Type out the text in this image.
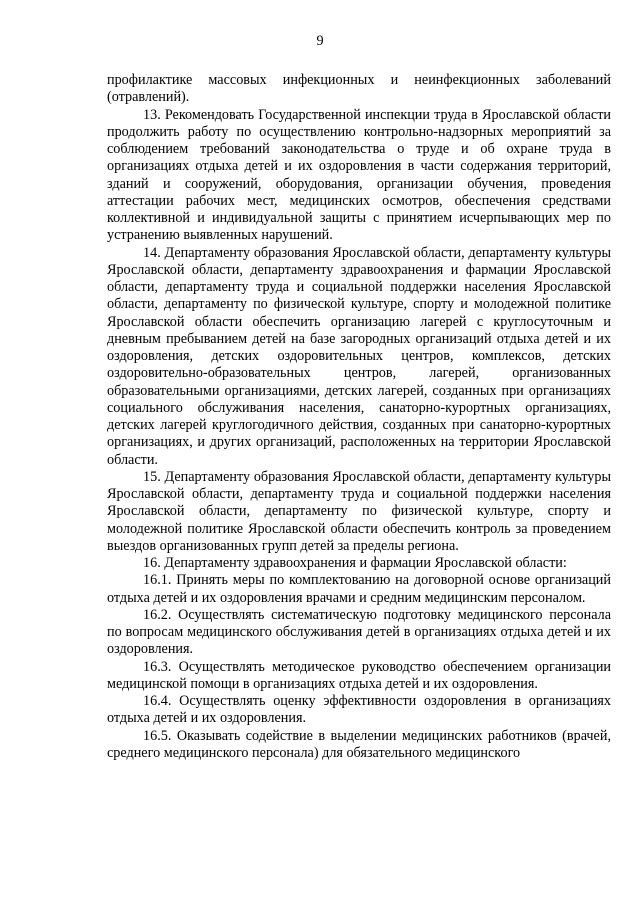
9

профилактике массовых инфекционных и неинфекционных заболеваний (отравлений).

13. Рекомендовать Государственной инспекции труда в Ярославской области продолжить работу по осуществлению контрольно-надзорных мероприятий за соблюдением требований законодательства о труде и об охране труда в организациях отдыха детей и их оздоровления в части содержания территорий, зданий и сооружений, оборудования, организации обучения, проведения аттестации рабочих мест, медицинских осмотров, обеспечения средствами коллективной и индивидуальной защиты с принятием исчерпывающих мер по устранению выявленных нарушений.

14. Департаменту образования Ярославской области, департаменту культуры Ярославской области, департаменту здравоохранения и фармации Ярославской области, департаменту труда и социальной поддержки населения Ярославской области, департаменту по физической культуре, спорту и молодежной политике Ярославской области обеспечить организацию лагерей с круглосуточным и дневным пребыванием детей на базе загородных организаций отдыха детей и их оздоровления, детских оздоровительных центров, комплексов, детских оздоровительно-образовательных центров, лагерей, организованных образовательными организациями, детских лагерей, созданных при организациях социального обслуживания населения, санаторно-курортных организациях, детских лагерей круглогодичного действия, созданных при санаторно-курортных организациях, и других организаций, расположенных на территории Ярославской области.

15. Департаменту образования Ярославской области, департаменту культуры Ярославской области, департаменту труда и социальной поддержки населения Ярославской области, департаменту по физической культуре, спорту и молодежной политике Ярославской области обеспечить контроль за проведением выездов организованных групп детей за пределы региона.

16. Департаменту здравоохранения и фармации Ярославской области:

16.1. Принять меры по комплектованию на договорной основе организаций отдыха детей и их оздоровления врачами и средним медицинским персоналом.

16.2. Осуществлять систематическую подготовку медицинского персонала по вопросам медицинского обслуживания детей в организациях отдыха детей и их оздоровления.

16.3. Осуществлять методическое руководство обеспечением организации медицинской помощи в организациях отдыха детей и их оздоровления.

16.4. Осуществлять оценку эффективности оздоровления в организациях отдыха детей и их оздоровления.

16.5. Оказывать содействие в выделении медицинских работников (врачей, среднего медицинского персонала) для обязательного медицинского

######

• WHAT IS BEING ASKED
Return every line containing "персонала".

• REPLY TO THE TASK
16.2. Осуществлять систематическую подготовку медицинского персонала по вопросам медицинского обслуживания детей в организациях отдыха детей и их оздоровления.
16.5. Оказывать содействие в выделении медицинских работников (врачей, среднего медицинского персонала) для обязательного медицинского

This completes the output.